**TASK DETAILS**
Every record below should be transcribed exactly. Omit the images.

(Stored dataset items)
:::

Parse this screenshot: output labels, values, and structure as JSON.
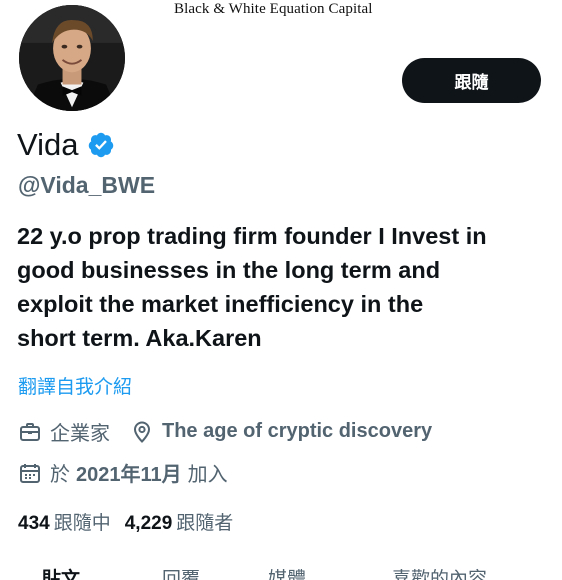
{
  "watermark": "Black & White Equation Capital",
  "profile": {
    "display_name": "Vida",
    "handle": "@Vida_BWE",
    "follow_label": "跟隨",
    "bio_lines": [
      "22 y.o prop trading firm founder I Invest in",
      "good businesses in the long term and",
      "exploit the market inefficiency in the",
      "short term. Aka.Karen"
    ],
    "translate_label": "翻譯自我介紹",
    "category": "企業家",
    "location": "The age of cryptic discovery",
    "joined_prefix": "於",
    "joined_date": "2021年11月",
    "joined_suffix": "加入"
  },
  "stats": {
    "following_count": "434",
    "following_label": "跟隨中",
    "followers_count": "4,229",
    "followers_label": "跟隨者"
  },
  "tabs": [
    {
      "label": "貼文",
      "active": true
    },
    {
      "label": "回覆",
      "active": false
    },
    {
      "label": "媒體",
      "active": false
    },
    {
      "label": "喜歡的內容",
      "active": false
    }
  ],
  "colors": {
    "accent": "#1d9bf0",
    "text_primary": "#0f1419",
    "text_secondary": "#536471",
    "button_bg": "#0f1419"
  },
  "icons": {
    "verified": "verified-badge-icon",
    "category": "briefcase-icon",
    "location": "location-pin-icon",
    "joined": "calendar-icon"
  }
}
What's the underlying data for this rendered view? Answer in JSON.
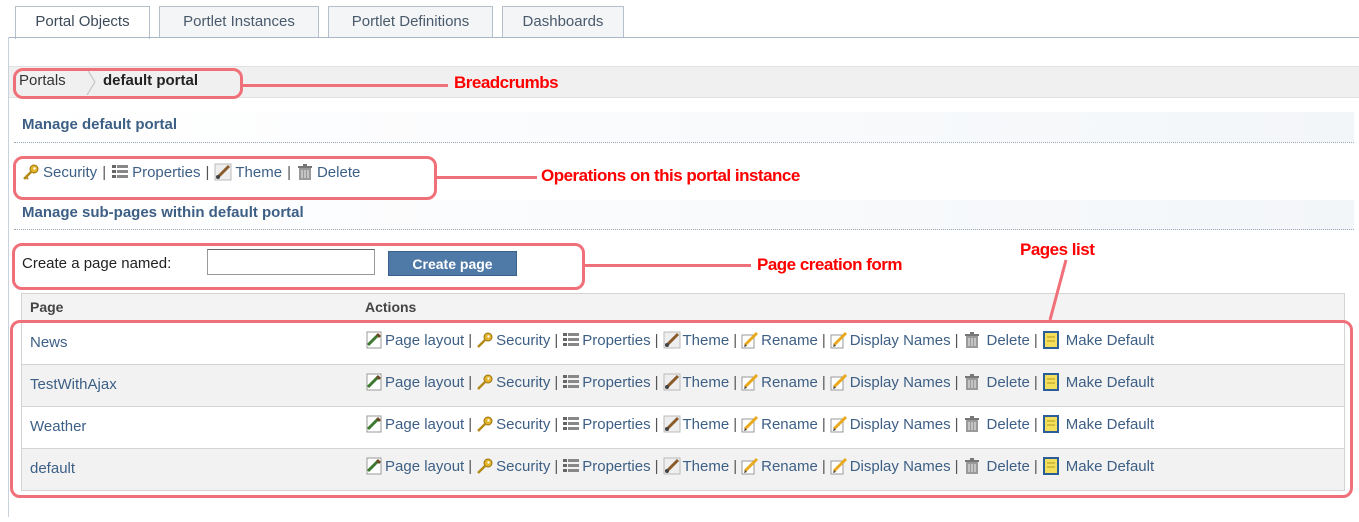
{
  "tabs": [
    {
      "label": "Portal Objects",
      "active": true
    },
    {
      "label": "Portlet Instances",
      "active": false
    },
    {
      "label": "Portlet Definitions",
      "active": false
    },
    {
      "label": "Dashboards",
      "active": false
    }
  ],
  "breadcrumb": {
    "parent": "Portals",
    "current": "default portal"
  },
  "manage_title": "Manage default portal",
  "portal_ops": [
    "Security",
    "Properties",
    "Theme",
    "Delete"
  ],
  "subpages_title": "Manage sub-pages within default portal",
  "create_form": {
    "label": "Create a page named:",
    "input_value": "",
    "button_label": "Create page"
  },
  "table": {
    "headers": [
      "Page",
      "Actions"
    ],
    "actions": [
      "Page layout",
      "Security",
      "Properties",
      "Theme",
      "Rename",
      "Display Names",
      "Delete",
      "Make Default"
    ],
    "rows": [
      "News",
      "TestWithAjax",
      "Weather",
      "default"
    ]
  },
  "annotations": {
    "breadcrumbs": "Breadcrumbs",
    "operations": "Operations on this portal instance",
    "page_form": "Page creation form",
    "pages_list": "Pages list"
  },
  "colors": {
    "link": "#3d5f85",
    "annotation": "#ff0000",
    "callout_border": "#f07079",
    "button": "#4f7aa8"
  }
}
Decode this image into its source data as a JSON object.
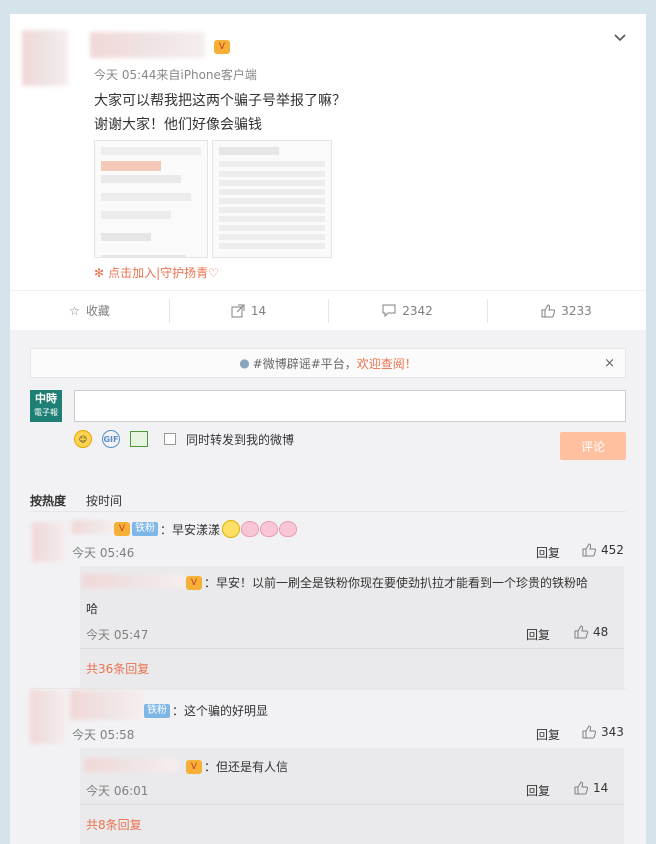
{
  "post": {
    "meta": "今天 05:44来自iPhone客户端",
    "line1": "大家可以帮我把这两个骗子号举报了嘛？",
    "line2": "谢谢大家！他们好像会骗钱",
    "join_label": "点击加入|守护扬青♡"
  },
  "actions": {
    "favorite": "收藏",
    "repost_count": "14",
    "comment_count": "2342",
    "like_count": "3233"
  },
  "notice": {
    "topic": "#微博辟谣#平台，",
    "link": "欢迎查阅！",
    "close": "×"
  },
  "composer": {
    "logo_top": "中時",
    "logo_bottom": "電子報",
    "forward_label": "同时转发到我的微博",
    "submit_label": "评论"
  },
  "sort": {
    "hot": "按热度",
    "time": "按时间"
  },
  "comments": [
    {
      "badge": "铁粉",
      "text": "：早安漾漾",
      "time": "今天 05:46",
      "reply": "回复",
      "likes": "452",
      "sub": {
        "text1": "：早安！以前一刷全是铁粉你现在要使劲扒拉才能看到一个珍贵的铁粉哈",
        "text2": "哈",
        "time": "今天 05:47",
        "reply": "回复",
        "likes": "48"
      },
      "more": "共36条回复"
    },
    {
      "badge": "铁粉",
      "text": "：这个骗的好明显",
      "time": "今天 05:58",
      "reply": "回复",
      "likes": "343",
      "sub": {
        "text1": "：但还是有人信",
        "time": "今天 06:01",
        "reply": "回复",
        "likes": "14"
      },
      "more": "共8条回复"
    }
  ],
  "colors": {
    "accent": "#eb7350",
    "submit": "#ffc09f",
    "page_bg": "#d7e3ea"
  }
}
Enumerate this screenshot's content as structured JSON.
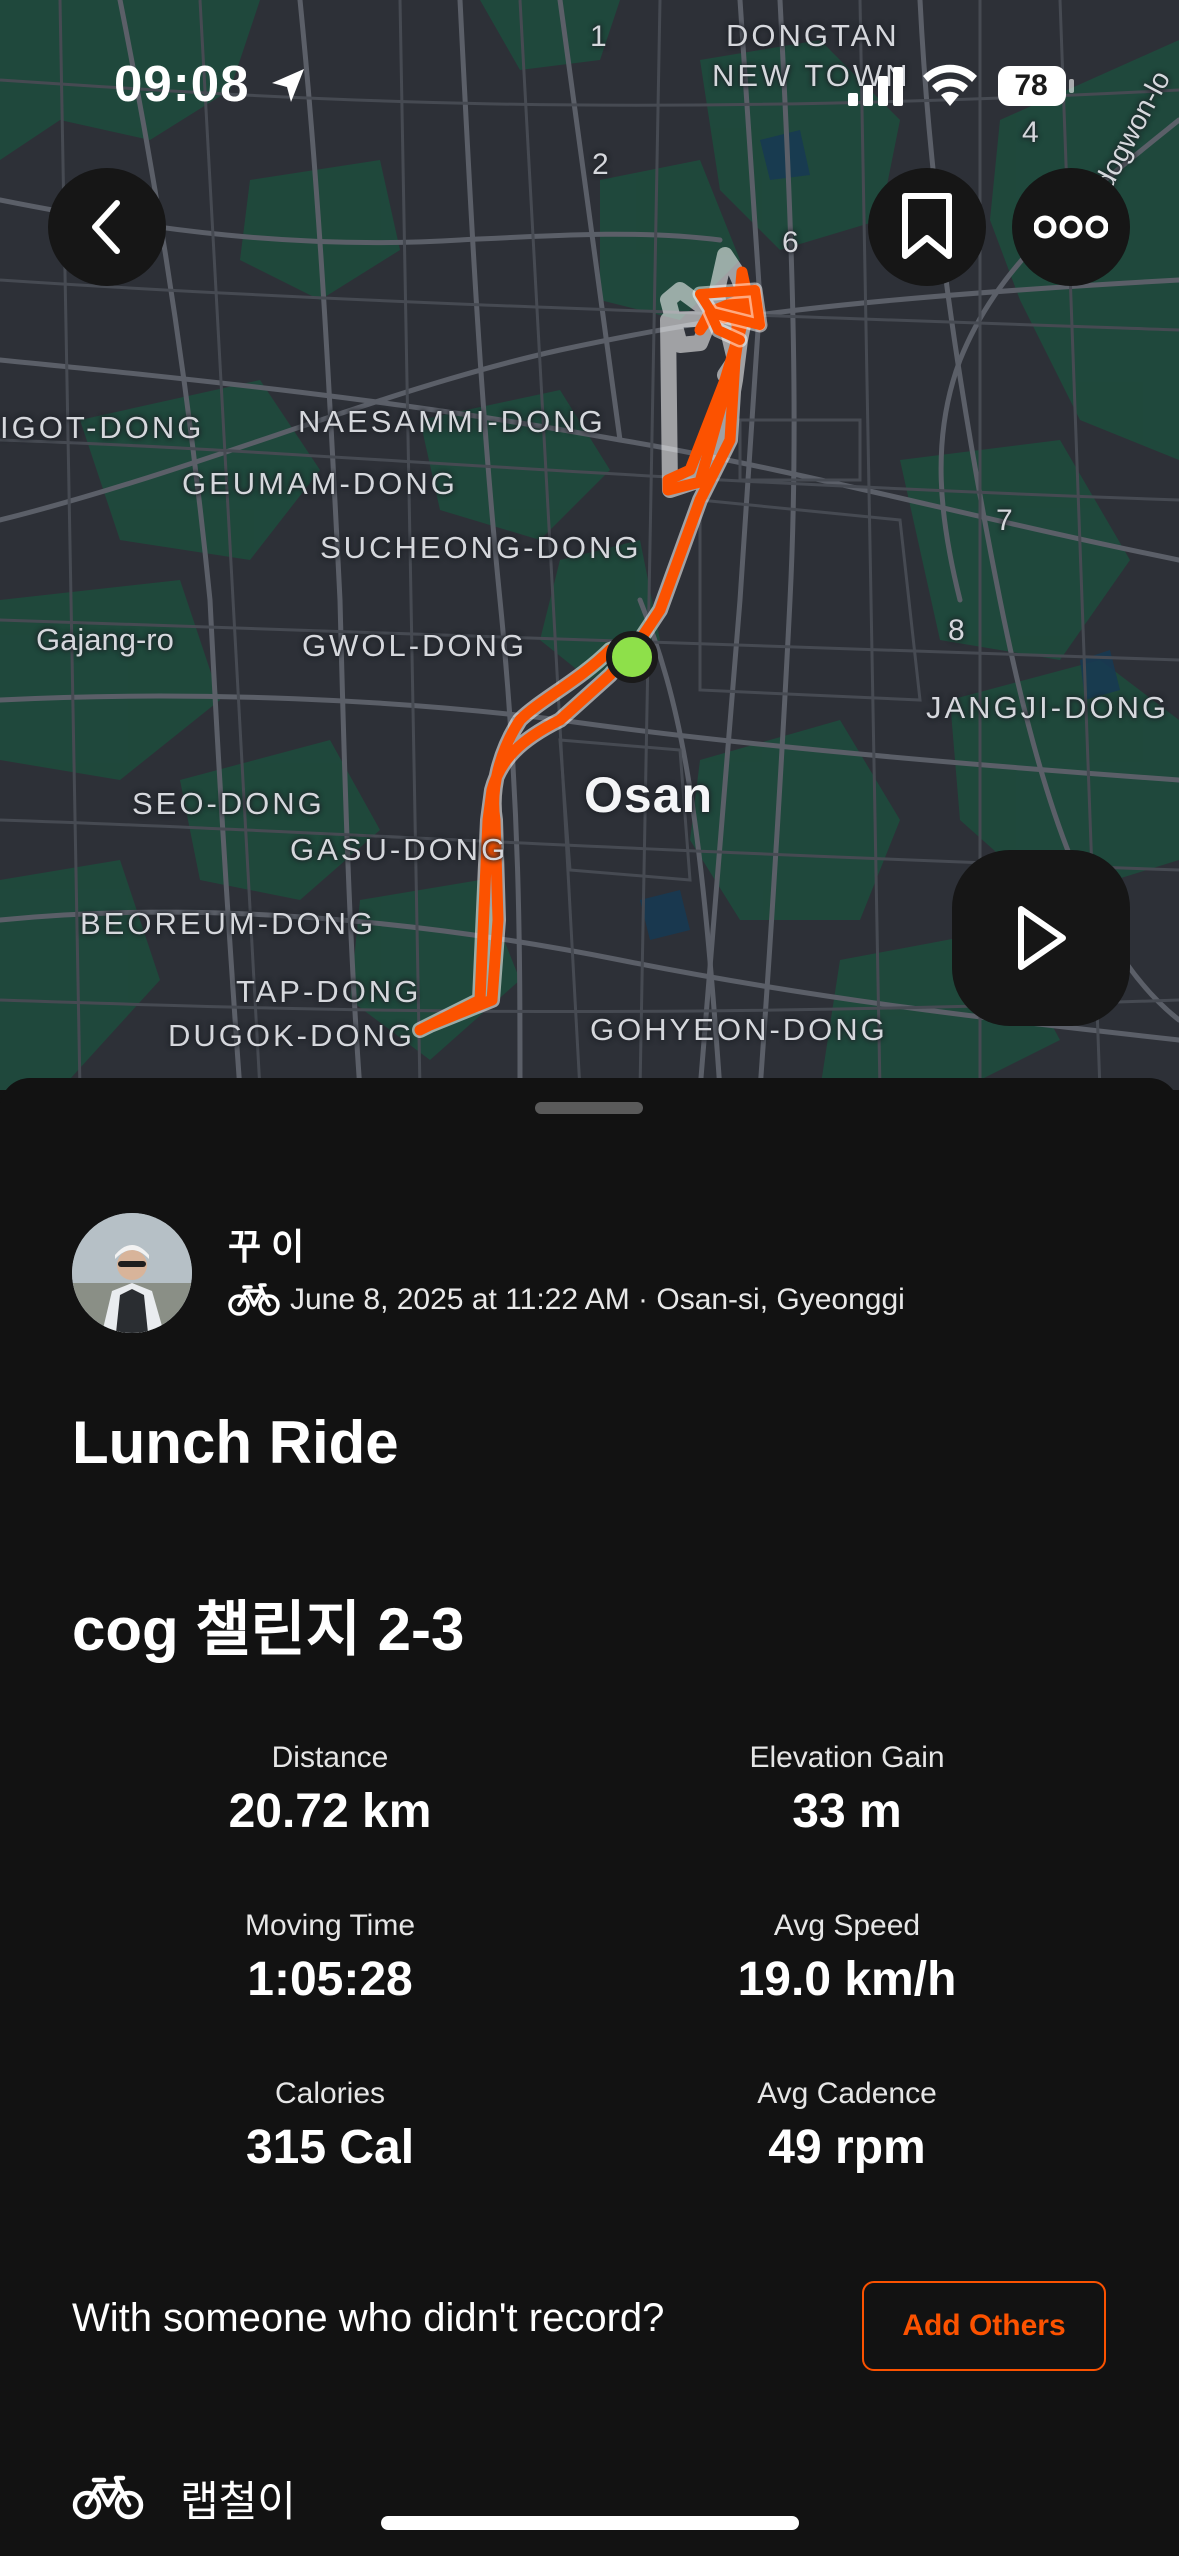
{
  "status_bar": {
    "time": "09:08",
    "battery": "78"
  },
  "map": {
    "labels": {
      "dongtan": "DONGTAN",
      "new_town": "NEW TOWN",
      "gigot_dong": "IGOT-DONG",
      "naesammi_dong": "NAESAMMI-DONG",
      "geumam_dong": "GEUMAM-DONG",
      "sucheong_dong": "SUCHEONG-DONG",
      "gajang_ro": "Gajang-ro",
      "gwol_dong": "GWOL-DONG",
      "jangji_dong": "JANGJI-DONG",
      "osan": "Osan",
      "seo_dong": "SEO-DONG",
      "gasu_dong": "GASU-DONG",
      "beoreum_dong": "BEOREUM-DONG",
      "tap_dong": "TAP-DONG",
      "dugok_dong": "DUGOK-DONG",
      "gohyeon_dong": "GOHYEON-DONG",
      "suwon_road": "Sudogwon-lo",
      "n1": "1",
      "n2": "2",
      "n4": "4",
      "n6": "6",
      "n7": "7",
      "n8": "8"
    },
    "route_color": "#fc5200",
    "start_marker_color": "#8ee04a"
  },
  "buttons": {
    "back_icon": "chevron-left-icon",
    "bookmark_icon": "bookmark-icon",
    "more_icon": "more-horizontal-icon",
    "play_icon": "play-icon"
  },
  "activity": {
    "athlete_name": "꾸 이",
    "meta": "June 8, 2025 at 11:22 AM · Osan-si, Gyeonggi",
    "title": "Lunch Ride",
    "description": "cog 챌린지 2-3",
    "stats": {
      "distance": {
        "label": "Distance",
        "value": "20.72 km"
      },
      "elevation": {
        "label": "Elevation Gain",
        "value": "33 m"
      },
      "moving_time": {
        "label": "Moving Time",
        "value": "1:05:28"
      },
      "avg_speed": {
        "label": "Avg Speed",
        "value": "19.0 km/h"
      },
      "calories": {
        "label": "Calories",
        "value": "315 Cal"
      },
      "avg_cadence": {
        "label": "Avg Cadence",
        "value": "49 rpm"
      }
    },
    "with_someone": "With someone who didn't record?",
    "add_others_label": "Add Others",
    "gear_name": "랩철이"
  },
  "colors": {
    "accent": "#fc5200",
    "background": "#121212"
  }
}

:::

**CORRECT RESPONSE**
Parse this screenshot: output labels, values, and structure as JSON.
{
  "watermark": "Black & White Equation Capital",
  "profile": {
    "display_name": "Vida",
    "handle": "@Vida_BWE",
    "follow_label": "跟隨",
    "bio_lines": [
      "22 y.o prop trading firm founder I Invest in",
      "good businesses in the long term and",
      "exploit the market inefficiency in the",
      "short term. Aka.Karen"
    ],
    "translate_label": "翻譯自我介紹",
    "category": "企業家",
    "location": "The age of cryptic discovery",
    "joined_prefix": "於",
    "joined_date": "2021年11月",
    "joined_suffix": "加入"
  },
  "stats": {
    "following_count": "434",
    "following_label": "跟隨中",
    "followers_count": "4,229",
    "followers_label": "跟隨者"
  },
  "tabs": [
    {
      "label": "貼文",
      "active": true
    },
    {
      "label": "回覆",
      "active": false
    },
    {
      "label": "媒體",
      "active": false
    },
    {
      "label": "喜歡的內容",
      "active": false
    }
  ],
  "colors": {
    "accent": "#1d9bf0",
    "text_primary": "#0f1419",
    "text_secondary": "#536471",
    "button_bg": "#0f1419"
  },
  "icons": {
    "verified": "verified-badge-icon",
    "category": "briefcase-icon",
    "location": "location-pin-icon",
    "joined": "calendar-icon"
  }
}
What's the underlying data for this rendered view? Answer in JSON.
{
  "tabs": [
    {
      "label": "Portal Objects",
      "active": true
    },
    {
      "label": "Portlet Instances",
      "active": false
    },
    {
      "label": "Portlet Definitions",
      "active": false
    },
    {
      "label": "Dashboards",
      "active": false
    }
  ],
  "breadcrumb": {
    "parent": "Portals",
    "current": "default portal"
  },
  "manage_title": "Manage default portal",
  "portal_ops": [
    "Security",
    "Properties",
    "Theme",
    "Delete"
  ],
  "subpages_title": "Manage sub-pages within default portal",
  "create_form": {
    "label": "Create a page named:",
    "input_value": "",
    "button_label": "Create page"
  },
  "table": {
    "headers": [
      "Page",
      "Actions"
    ],
    "actions": [
      "Page layout",
      "Security",
      "Properties",
      "Theme",
      "Rename",
      "Display Names",
      "Delete",
      "Make Default"
    ],
    "rows": [
      "News",
      "TestWithAjax",
      "Weather",
      "default"
    ]
  },
  "annotations": {
    "breadcrumbs": "Breadcrumbs",
    "operations": "Operations on this portal instance",
    "page_form": "Page creation form",
    "pages_list": "Pages list"
  },
  "colors": {
    "link": "#3d5f85",
    "annotation": "#ff0000",
    "callout_border": "#f07079",
    "button": "#4f7aa8"
  }
}
Decode this image into its source data as a JSON object.
{
  "post": {
    "meta": "今天 05:44来自iPhone客户端",
    "line1": "大家可以帮我把这两个骗子号举报了嘛？",
    "line2": "谢谢大家！他们好像会骗钱",
    "join_label": "点击加入|守护扬青♡"
  },
  "actions": {
    "favorite": "收藏",
    "repost_count": "14",
    "comment_count": "2342",
    "like_count": "3233"
  },
  "notice": {
    "topic": "#微博辟谣#平台，",
    "link": "欢迎查阅！",
    "close": "×"
  },
  "composer": {
    "logo_top": "中時",
    "logo_bottom": "電子報",
    "forward_label": "同时转发到我的微博",
    "submit_label": "评论"
  },
  "sort": {
    "hot": "按热度",
    "time": "按时间"
  },
  "comments": [
    {
      "badge": "铁粉",
      "text": "：早安漾漾",
      "time": "今天 05:46",
      "reply": "回复",
      "likes": "452",
      "sub": {
        "text1": "：早安！以前一刷全是铁粉你现在要使劲扒拉才能看到一个珍贵的铁粉哈",
        "text2": "哈",
        "time": "今天 05:47",
        "reply": "回复",
        "likes": "48"
      },
      "more": "共36条回复"
    },
    {
      "badge": "铁粉",
      "text": "：这个骗的好明显",
      "time": "今天 05:58",
      "reply": "回复",
      "likes": "343",
      "sub": {
        "text1": "：但还是有人信",
        "time": "今天 06:01",
        "reply": "回复",
        "likes": "14"
      },
      "more": "共8条回复"
    }
  ],
  "colors": {
    "accent": "#eb7350",
    "submit": "#ffc09f",
    "page_bg": "#d7e3ea"
  }
}
Enumerate this screenshot's content as structured JSON.
{
  "status_bar": {
    "time": "09:08",
    "battery": "78"
  },
  "map": {
    "labels": {
      "dongtan": "DONGTAN",
      "new_town": "NEW TOWN",
      "gigot_dong": "IGOT-DONG",
      "naesammi_dong": "NAESAMMI-DONG",
      "geumam_dong": "GEUMAM-DONG",
      "sucheong_dong": "SUCHEONG-DONG",
      "gajang_ro": "Gajang-ro",
      "gwol_dong": "GWOL-DONG",
      "jangji_dong": "JANGJI-DONG",
      "osan": "Osan",
      "seo_dong": "SEO-DONG",
      "gasu_dong": "GASU-DONG",
      "beoreum_dong": "BEOREUM-DONG",
      "tap_dong": "TAP-DONG",
      "dugok_dong": "DUGOK-DONG",
      "gohyeon_dong": "GOHYEON-DONG",
      "suwon_road": "Sudogwon-lo",
      "n1": "1",
      "n2": "2",
      "n4": "4",
      "n6": "6",
      "n7": "7",
      "n8": "8"
    },
    "route_color": "#fc5200",
    "start_marker_color": "#8ee04a"
  },
  "buttons": {
    "back_icon": "chevron-left-icon",
    "bookmark_icon": "bookmark-icon",
    "more_icon": "more-horizontal-icon",
    "play_icon": "play-icon"
  },
  "activity": {
    "athlete_name": "꾸 이",
    "meta": "June 8, 2025 at 11:22 AM · Osan-si, Gyeonggi",
    "title": "Lunch Ride",
    "description": "cog 챌린지 2-3",
    "stats": {
      "distance": {
        "label": "Distance",
        "value": "20.72 km"
      },
      "elevation": {
        "label": "Elevation Gain",
        "value": "33 m"
      },
      "moving_time": {
        "label": "Moving Time",
        "value": "1:05:28"
      },
      "avg_speed": {
        "label": "Avg Speed",
        "value": "19.0 km/h"
      },
      "calories": {
        "label": "Calories",
        "value": "315 Cal"
      },
      "avg_cadence": {
        "label": "Avg Cadence",
        "value": "49 rpm"
      }
    },
    "with_someone": "With someone who didn't record?",
    "add_others_label": "Add Others",
    "gear_name": "랩철이"
  },
  "colors": {
    "accent": "#fc5200",
    "background": "#121212"
  }
}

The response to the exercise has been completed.